• _Exercise details_:
Quote the listing below in full and exactly as written, but omit every picture.

[Stored data]
######
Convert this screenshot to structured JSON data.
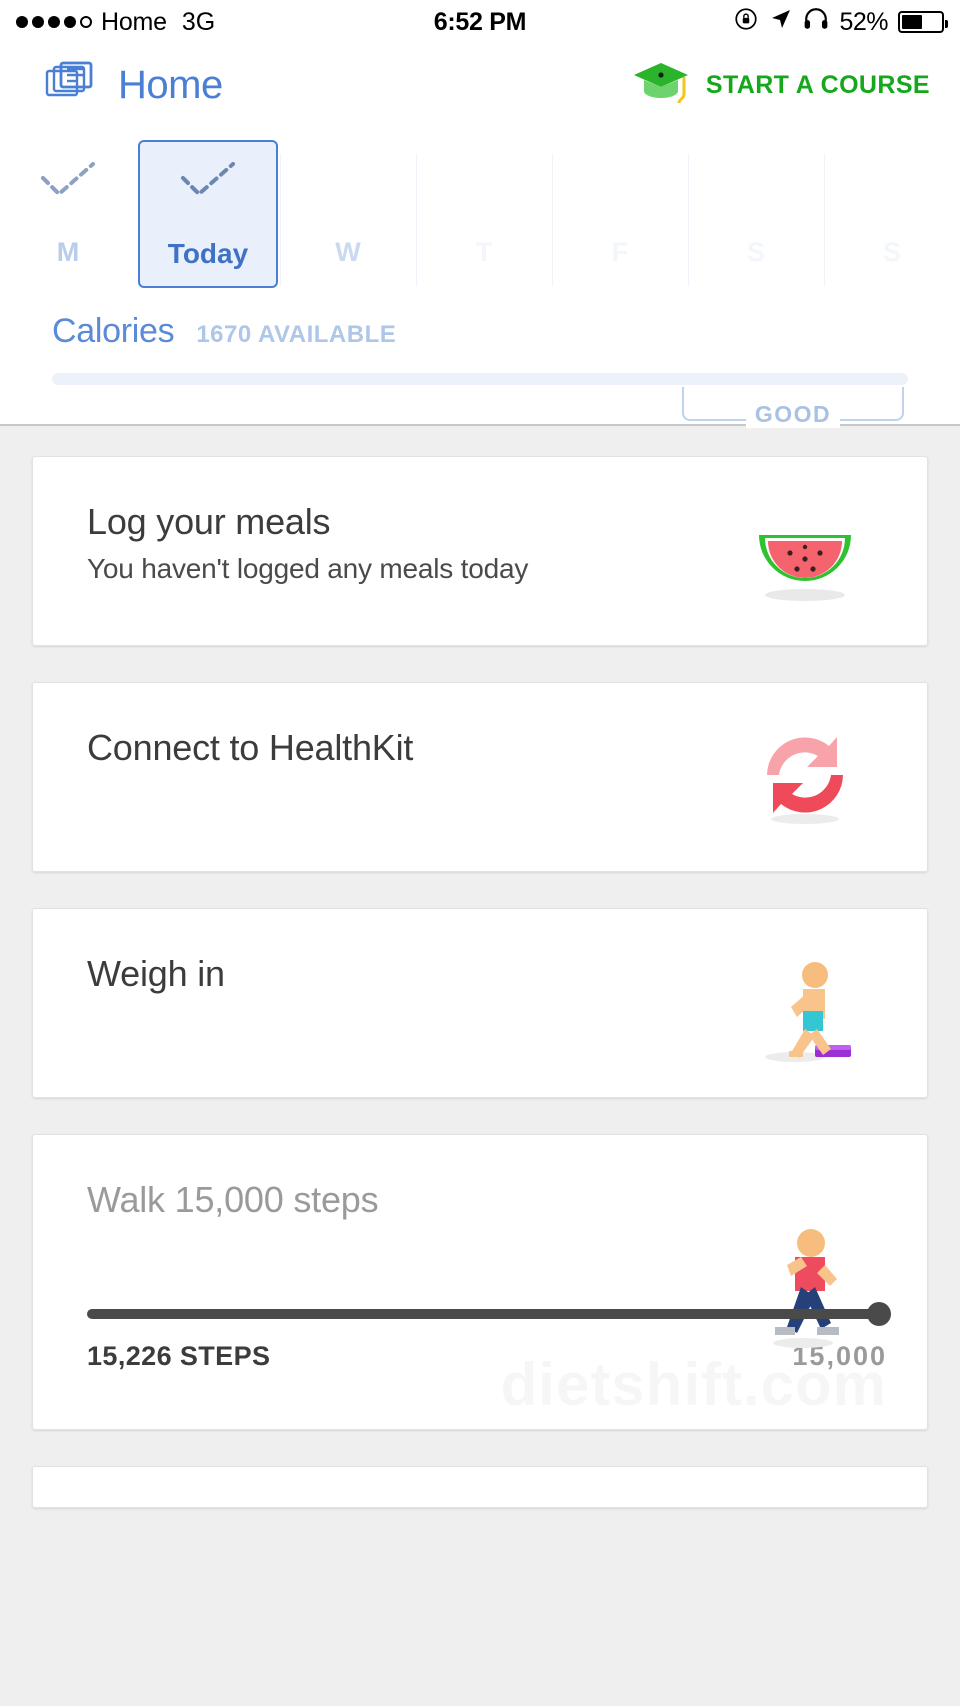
{
  "status_bar": {
    "signal_dots_filled": 4,
    "signal_dots_total": 5,
    "carrier": "Home",
    "network": "3G",
    "time": "6:52 PM",
    "icons": [
      "rotation-lock-icon",
      "location-arrow-icon",
      "headphones-icon"
    ],
    "battery_percent": "52%",
    "battery_level": 52
  },
  "nav": {
    "title": "Home",
    "home_icon": "stacked-cards-icon",
    "course_button": {
      "label": "START A COURSE",
      "icon": "graduation-cap-icon",
      "color": "#16a81c"
    },
    "title_color": "#4a7fd4"
  },
  "days": [
    {
      "label": "M",
      "selected": false,
      "has_check": true,
      "dim": false
    },
    {
      "label": "Today",
      "selected": true,
      "has_check": true,
      "dim": false
    },
    {
      "label": "W",
      "selected": false,
      "has_check": false,
      "dim": false
    },
    {
      "label": "T",
      "selected": false,
      "has_check": false,
      "dim": true
    },
    {
      "label": "F",
      "selected": false,
      "has_check": false,
      "dim": true
    },
    {
      "label": "S",
      "selected": false,
      "has_check": false,
      "dim": true
    },
    {
      "label": "S",
      "selected": false,
      "has_check": false,
      "dim": true
    }
  ],
  "calories": {
    "title": "Calories",
    "available": "1670 AVAILABLE",
    "progress_percent": 0,
    "range_label": "GOOD",
    "title_color": "#5a8ad8",
    "bar_color": "#edf2fa"
  },
  "cards": [
    {
      "title": "Log your meals",
      "subtitle": "You haven't logged any meals today",
      "art": "watermelon-icon"
    },
    {
      "title": "Connect to HealthKit",
      "subtitle": "",
      "art": "sync-arrows-icon"
    },
    {
      "title": "Weigh in",
      "subtitle": "",
      "art": "person-on-scale-icon"
    }
  ],
  "steps_card": {
    "title": "Walk 15,000 steps",
    "art": "walking-person-icon",
    "current_label": "15,226 STEPS",
    "goal_label": "15,000",
    "current_value": 15226,
    "goal_value": 15000,
    "progress_percent": 100
  },
  "watermark": "dietshift.com"
}
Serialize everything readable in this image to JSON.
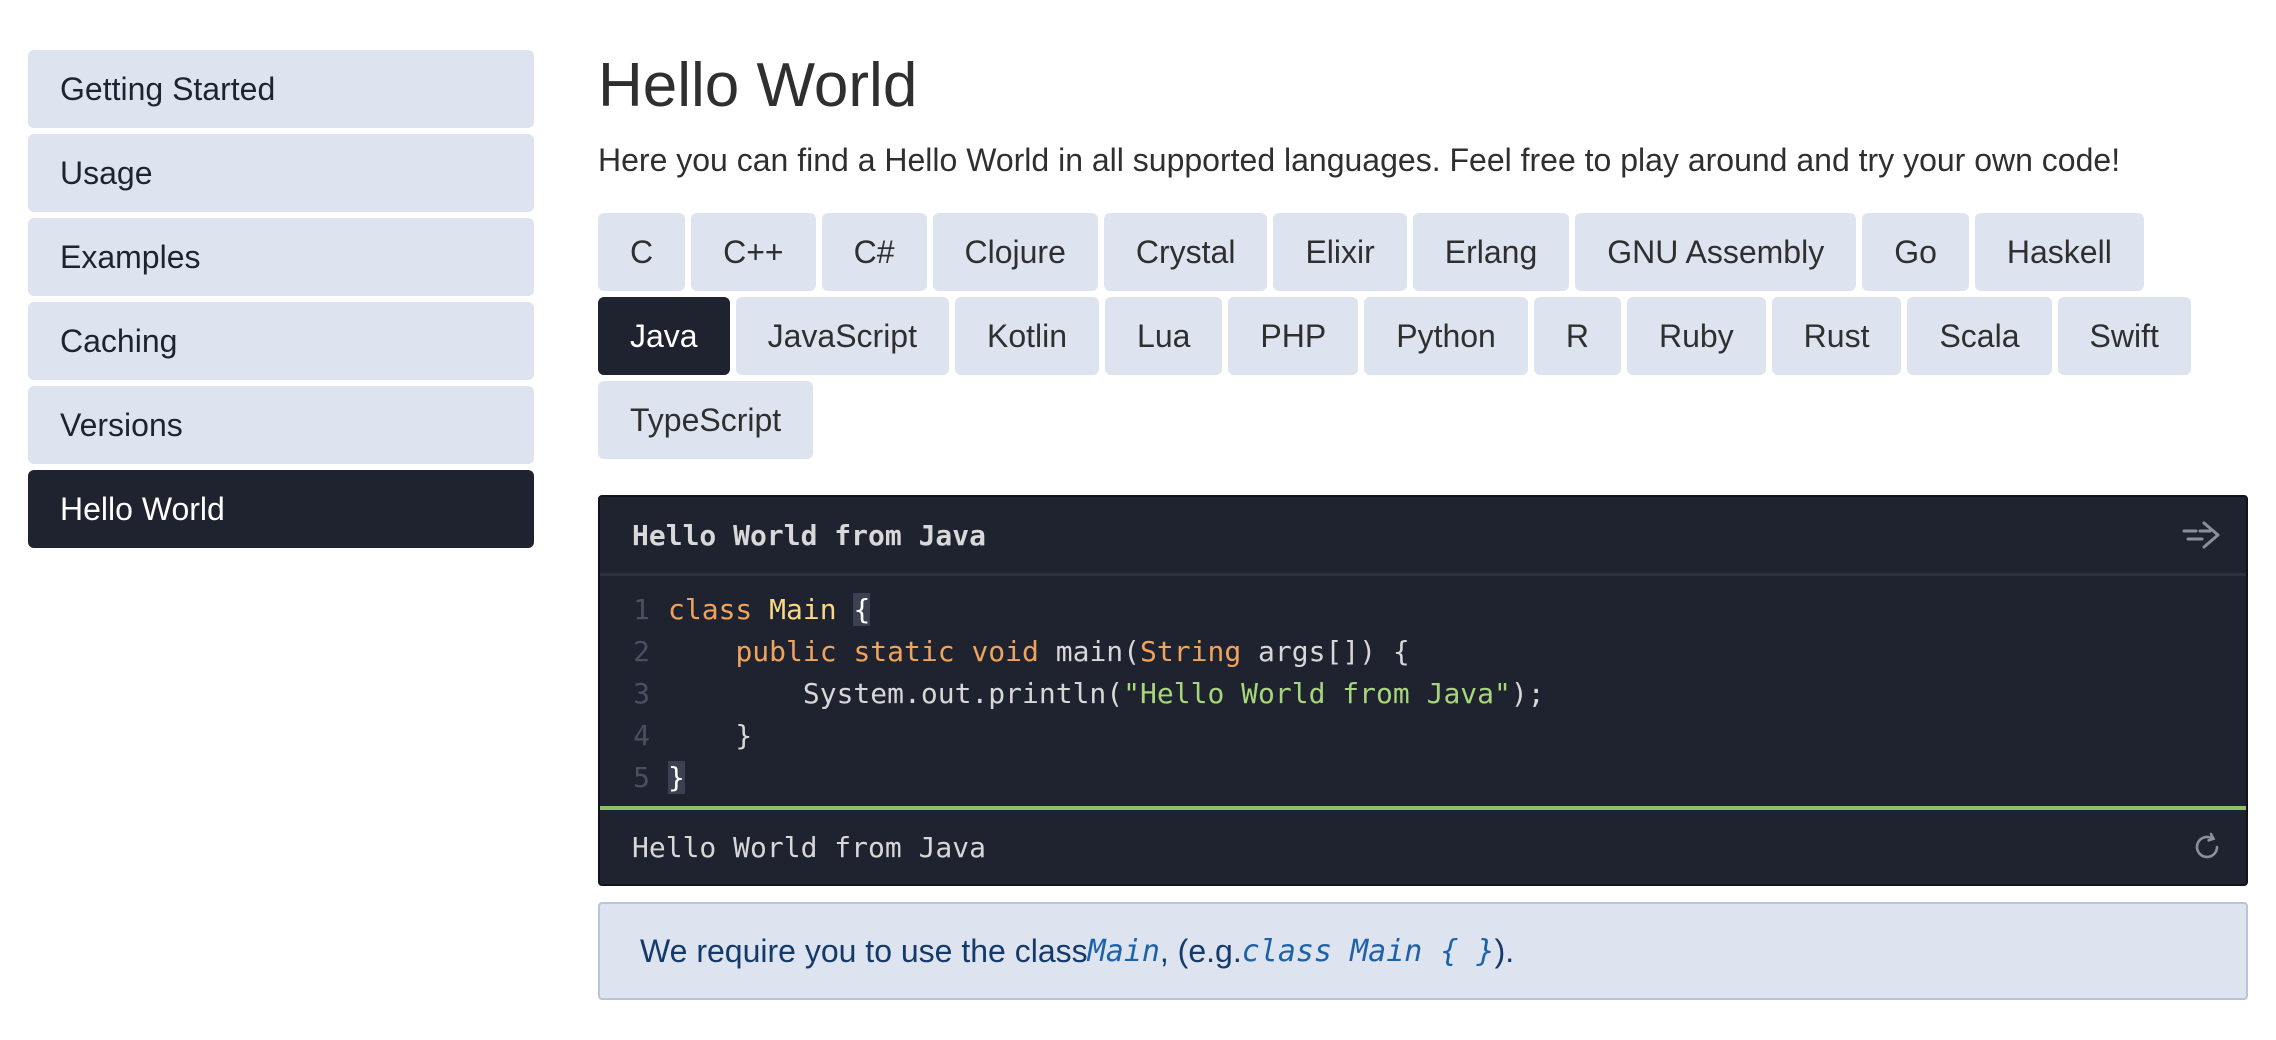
{
  "sidebar": {
    "items": [
      {
        "label": "Getting Started",
        "active": false
      },
      {
        "label": "Usage",
        "active": false
      },
      {
        "label": "Examples",
        "active": false
      },
      {
        "label": "Caching",
        "active": false
      },
      {
        "label": "Versions",
        "active": false
      },
      {
        "label": "Hello World",
        "active": true
      }
    ]
  },
  "main": {
    "title": "Hello World",
    "intro": "Here you can find a Hello World in all supported languages. Feel free to play around and try your own code!",
    "languages": [
      {
        "label": "C",
        "active": false
      },
      {
        "label": "C++",
        "active": false
      },
      {
        "label": "C#",
        "active": false
      },
      {
        "label": "Clojure",
        "active": false
      },
      {
        "label": "Crystal",
        "active": false
      },
      {
        "label": "Elixir",
        "active": false
      },
      {
        "label": "Erlang",
        "active": false
      },
      {
        "label": "GNU Assembly",
        "active": false
      },
      {
        "label": "Go",
        "active": false
      },
      {
        "label": "Haskell",
        "active": false
      },
      {
        "label": "Java",
        "active": true
      },
      {
        "label": "JavaScript",
        "active": false
      },
      {
        "label": "Kotlin",
        "active": false
      },
      {
        "label": "Lua",
        "active": false
      },
      {
        "label": "PHP",
        "active": false
      },
      {
        "label": "Python",
        "active": false
      },
      {
        "label": "R",
        "active": false
      },
      {
        "label": "Ruby",
        "active": false
      },
      {
        "label": "Rust",
        "active": false
      },
      {
        "label": "Scala",
        "active": false
      },
      {
        "label": "Swift",
        "active": false
      },
      {
        "label": "TypeScript",
        "active": false
      }
    ],
    "editor": {
      "title": "Hello World from Java",
      "run_icon": "run-arrow-icon",
      "reset_icon": "refresh-icon",
      "lines": [
        {
          "num": "1",
          "tokens": [
            {
              "t": "class ",
              "c": "kw"
            },
            {
              "t": "Main",
              "c": "cls"
            },
            {
              "t": " ",
              "c": "plain"
            },
            {
              "t": "{",
              "c": "brace-hl"
            }
          ]
        },
        {
          "num": "2",
          "tokens": [
            {
              "t": "    ",
              "c": "plain"
            },
            {
              "t": "public static void ",
              "c": "kw"
            },
            {
              "t": "main(",
              "c": "plain"
            },
            {
              "t": "String",
              "c": "kw"
            },
            {
              "t": " args[]) {",
              "c": "plain"
            }
          ]
        },
        {
          "num": "3",
          "tokens": [
            {
              "t": "        System.out.println(",
              "c": "plain"
            },
            {
              "t": "\"Hello World from Java\"",
              "c": "str"
            },
            {
              "t": ");",
              "c": "plain"
            }
          ]
        },
        {
          "num": "4",
          "tokens": [
            {
              "t": "    }",
              "c": "plain"
            }
          ]
        },
        {
          "num": "5",
          "tokens": [
            {
              "t": "}",
              "c": "brace-hl"
            }
          ]
        }
      ],
      "output": "Hello World from Java"
    },
    "note": {
      "prefix": "We require you to use the class ",
      "class_name": "Main",
      "middle": ", (e.g. ",
      "example": "class Main { }",
      "suffix": ")."
    }
  }
}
######
• _Written answer_:
Convert this screenshot to structured JSON data.
{
  "status_bar": {
    "signal_dots_filled": 4,
    "signal_dots_total": 5,
    "carrier": "Home",
    "network": "3G",
    "time": "6:52 PM",
    "icons": [
      "rotation-lock-icon",
      "location-arrow-icon",
      "headphones-icon"
    ],
    "battery_percent": "52%",
    "battery_level": 52
  },
  "nav": {
    "title": "Home",
    "home_icon": "stacked-cards-icon",
    "course_button": {
      "label": "START A COURSE",
      "icon": "graduation-cap-icon",
      "color": "#16a81c"
    },
    "title_color": "#4a7fd4"
  },
  "days": [
    {
      "label": "M",
      "selected": false,
      "has_check": true,
      "dim": false
    },
    {
      "label": "Today",
      "selected": true,
      "has_check": true,
      "dim": false
    },
    {
      "label": "W",
      "selected": false,
      "has_check": false,
      "dim": false
    },
    {
      "label": "T",
      "selected": false,
      "has_check": false,
      "dim": true
    },
    {
      "label": "F",
      "selected": false,
      "has_check": false,
      "dim": true
    },
    {
      "label": "S",
      "selected": false,
      "has_check": false,
      "dim": true
    },
    {
      "label": "S",
      "selected": false,
      "has_check": false,
      "dim": true
    }
  ],
  "calories": {
    "title": "Calories",
    "available": "1670 AVAILABLE",
    "progress_percent": 0,
    "range_label": "GOOD",
    "title_color": "#5a8ad8",
    "bar_color": "#edf2fa"
  },
  "cards": [
    {
      "title": "Log your meals",
      "subtitle": "You haven't logged any meals today",
      "art": "watermelon-icon"
    },
    {
      "title": "Connect to HealthKit",
      "subtitle": "",
      "art": "sync-arrows-icon"
    },
    {
      "title": "Weigh in",
      "subtitle": "",
      "art": "person-on-scale-icon"
    }
  ],
  "steps_card": {
    "title": "Walk 15,000 steps",
    "art": "walking-person-icon",
    "current_label": "15,226 STEPS",
    "goal_label": "15,000",
    "current_value": 15226,
    "goal_value": 15000,
    "progress_percent": 100
  },
  "watermark": "dietshift.com"
}
Serialize everything readable in this image to JSON.
{
  "sidebar": {
    "items": [
      {
        "label": "Getting Started",
        "active": false
      },
      {
        "label": "Usage",
        "active": false
      },
      {
        "label": "Examples",
        "active": false
      },
      {
        "label": "Caching",
        "active": false
      },
      {
        "label": "Versions",
        "active": false
      },
      {
        "label": "Hello World",
        "active": true
      }
    ]
  },
  "main": {
    "title": "Hello World",
    "intro": "Here you can find a Hello World in all supported languages. Feel free to play around and try your own code!",
    "languages": [
      {
        "label": "C",
        "active": false
      },
      {
        "label": "C++",
        "active": false
      },
      {
        "label": "C#",
        "active": false
      },
      {
        "label": "Clojure",
        "active": false
      },
      {
        "label": "Crystal",
        "active": false
      },
      {
        "label": "Elixir",
        "active": false
      },
      {
        "label": "Erlang",
        "active": false
      },
      {
        "label": "GNU Assembly",
        "active": false
      },
      {
        "label": "Go",
        "active": false
      },
      {
        "label": "Haskell",
        "active": false
      },
      {
        "label": "Java",
        "active": true
      },
      {
        "label": "JavaScript",
        "active": false
      },
      {
        "label": "Kotlin",
        "active": false
      },
      {
        "label": "Lua",
        "active": false
      },
      {
        "label": "PHP",
        "active": false
      },
      {
        "label": "Python",
        "active": false
      },
      {
        "label": "R",
        "active": false
      },
      {
        "label": "Ruby",
        "active": false
      },
      {
        "label": "Rust",
        "active": false
      },
      {
        "label": "Scala",
        "active": false
      },
      {
        "label": "Swift",
        "active": false
      },
      {
        "label": "TypeScript",
        "active": false
      }
    ],
    "editor": {
      "title": "Hello World from Java",
      "run_icon": "run-arrow-icon",
      "reset_icon": "refresh-icon",
      "lines": [
        {
          "num": "1",
          "tokens": [
            {
              "t": "class ",
              "c": "kw"
            },
            {
              "t": "Main",
              "c": "cls"
            },
            {
              "t": " ",
              "c": "plain"
            },
            {
              "t": "{",
              "c": "brace-hl"
            }
          ]
        },
        {
          "num": "2",
          "tokens": [
            {
              "t": "    ",
              "c": "plain"
            },
            {
              "t": "public static void ",
              "c": "kw"
            },
            {
              "t": "main(",
              "c": "plain"
            },
            {
              "t": "String",
              "c": "kw"
            },
            {
              "t": " args[]) {",
              "c": "plain"
            }
          ]
        },
        {
          "num": "3",
          "tokens": [
            {
              "t": "        System.out.println(",
              "c": "plain"
            },
            {
              "t": "\"Hello World from Java\"",
              "c": "str"
            },
            {
              "t": ");",
              "c": "plain"
            }
          ]
        },
        {
          "num": "4",
          "tokens": [
            {
              "t": "    }",
              "c": "plain"
            }
          ]
        },
        {
          "num": "5",
          "tokens": [
            {
              "t": "}",
              "c": "brace-hl"
            }
          ]
        }
      ],
      "output": "Hello World from Java"
    },
    "note": {
      "prefix": "We require you to use the class ",
      "class_name": "Main",
      "middle": ", (e.g. ",
      "example": "class Main { }",
      "suffix": ")."
    }
  }
}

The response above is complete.